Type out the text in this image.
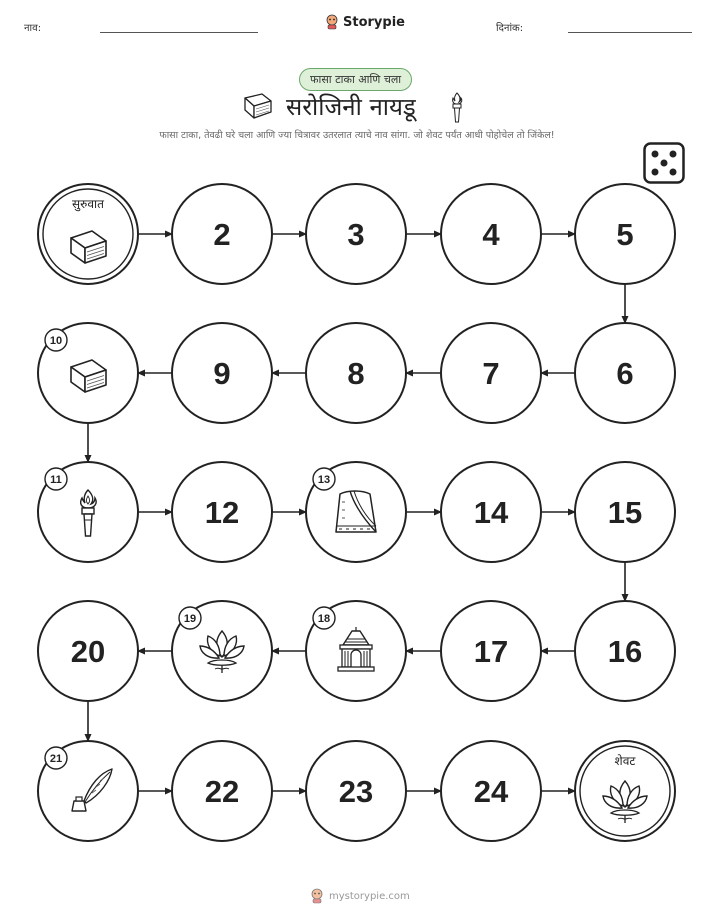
नाव:	Storypie	दिनांक:
फासा टाका आणि चला
सरोजिनी नायडू
फासा टाका, तेवढी घरे चला आणि ज्या चित्रावर उतरलात त्याचे नाव सांगा. जो शेवट पर्यंत आधी पोहोचेल तो जिंकेल!
सुरुवात
2	3	4	5
10
9	8	7	6
11
12
13
14	15
20
19	18
17	16
21
22	23	24
शेवट
mystorypie.com
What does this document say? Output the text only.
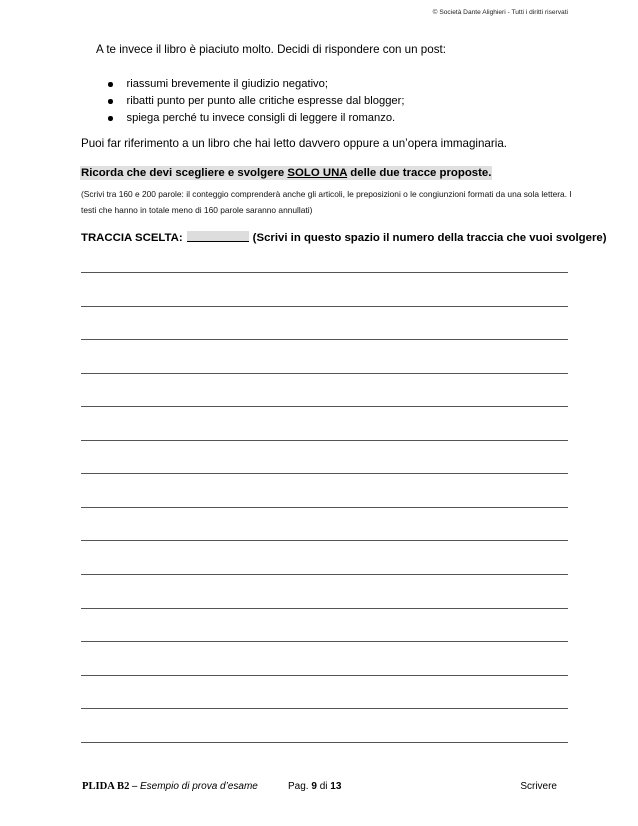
© Società Dante Alighieri - Tutti i diritti riservati
A te invece il libro è piaciuto molto. Decidi di rispondere con un post:
riassumi brevemente il giudizio negativo;
ribatti punto per punto alle critiche espresse dal blogger;
spiega perché tu invece consigli di leggere il romanzo.
Puoi far riferimento a un libro che hai letto davvero oppure a un’opera immaginaria.
Ricorda che devi scegliere e svolgere SOLO UNA delle due tracce proposte.
(Scrivi tra 160 e 200 parole: il conteggio comprenderà anche gli articoli, le preposizioni o le congiunzioni formati da una sola lettera. I testi che hanno in totale meno di 160 parole saranno annullati)
TRACCIA SCELTA:	(Scrivi in questo spazio il numero della traccia che vuoi svolgere)
PLIDA B2 – Esempio di prova d’esame	Pag. 9 di 13	Scrivere
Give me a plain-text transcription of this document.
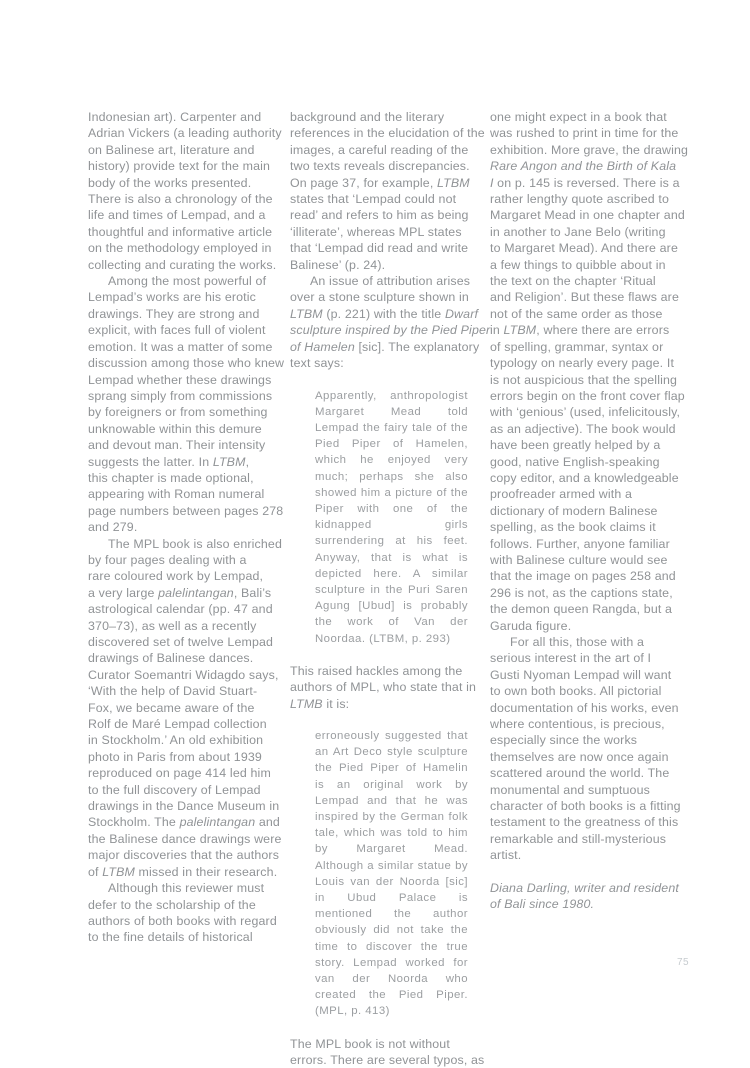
Indonesian art). Carpenter and
Adrian Vickers (a leading authority
on Balinese art, literature and
history) provide text for the main
body of the works presented.
There is also a chronology of the
life and times of Lempad, and a
thoughtful and informative article
on the methodology employed in
collecting and curating the works.

Among the most powerful of
Lempad’s works are his erotic
drawings. They are strong and
explicit, with faces full of violent
emotion. It was a matter of some
discussion among those who knew
Lempad whether these drawings
sprang simply from commissions
by foreigners or from something
unknowable within this demure
and devout man. Their intensity
suggests the latter. In LTBM,
this chapter is made optional,
appearing with Roman numeral
page numbers between pages 278
and 279.

The MPL book is also enriched
by four pages dealing with a
rare coloured work by Lempad,
a very large palelintangan, Bali’s
astrological calendar (pp. 47 and
370–73), as well as a recently
discovered set of twelve Lempad
drawings of Balinese dances.
Curator Soemantri Widagdo says,
‘With the help of David Stuart-
Fox, we became aware of the
Rolf de Maré Lempad collection
in Stockholm.’ An old exhibition
photo in Paris from about 1939
reproduced on page 414 led him
to the full discovery of Lempad
drawings in the Dance Museum in
Stockholm. The palelintangan and
the Balinese dance drawings were
major discoveries that the authors
of LTBM missed in their research.

Although this reviewer must
defer to the scholarship of the
authors of both books with regard
to the fine details of historical

background and the literary
references in the elucidation of the
images, a careful reading of the
two texts reveals discrepancies.
On page 37, for example, LTBM
states that ‘Lempad could not
read’ and refers to him as being
‘illiterate’, whereas MPL states
that ‘Lempad did read and write
Balinese’ (p. 24).

An issue of attribution arises
over a stone sculpture shown in
LTBM (p. 221) with the title Dwarf
sculpture inspired by the Pied Piper
of Hamelen [sic]. The explanatory
text says:

Apparently, anthropologist Margaret Mead told Lempad the fairy tale of the Pied Piper of Hamelen, which he enjoyed very much; perhaps she also showed him a picture of the Piper with one of the kidnapped girls surrendering at his feet. Anyway, that is what is depicted here. A similar sculpture in the Puri Saren Agung [Ubud] is probably the work of Van der Noordaa. (LTBM, p. 293)

This raised hackles among the
authors of MPL, who state that in
LTMB it is:

erroneously suggested that an Art Deco style sculpture the Pied Piper of Hamelin is an original work by Lempad and that he was inspired by the German folk tale, which was told to him by Margaret Mead. Although a similar statue by Louis van der Noorda [sic] in Ubud Palace is mentioned the author obviously did not take the time to discover the true story. Lempad worked for van der Noorda who created the Pied Piper. (MPL, p. 413)

The MPL book is not without
errors. There are several typos, as

one might expect in a book that
was rushed to print in time for the
exhibition. More grave, the drawing
Rare Angon and the Birth of Kala
I on p. 145 is reversed. There is a
rather lengthy quote ascribed to
Margaret Mead in one chapter and
in another to Jane Belo (writing
to Margaret Mead). And there are
a few things to quibble about in
the text on the chapter ‘Ritual
and Religion’. But these flaws are
not of the same order as those
in LTBM, where there are errors
of spelling, grammar, syntax or
typology on nearly every page. It
is not auspicious that the spelling
errors begin on the front cover flap
with ‘genious’ (used, infelicitously,
as an adjective). The book would
have been greatly helped by a
good, native English-speaking
copy editor, and a knowledgeable
proofreader armed with a
dictionary of modern Balinese
spelling, as the book claims it
follows. Further, anyone familiar
with Balinese culture would see
that the image on pages 258 and
296 is not, as the captions state,
the demon queen Rangda, but a
Garuda figure.

For all this, those with a
serious interest in the art of I
Gusti Nyoman Lempad will want
to own both books. All pictorial
documentation of his works, even
where contentious, is precious,
especially since the works
themselves are now once again
scattered around the world. The
monumental and sumptuous
character of both books is a fitting
testament to the greatness of this
remarkable and still-mysterious
artist.

Diana Darling, writer and resident
of Bali since 1980.

75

- _Required work_
Track down every line holding the string "states" and copy it.

- _Reply_
states that ‘Lempad could not
‘illiterate’, whereas MPL states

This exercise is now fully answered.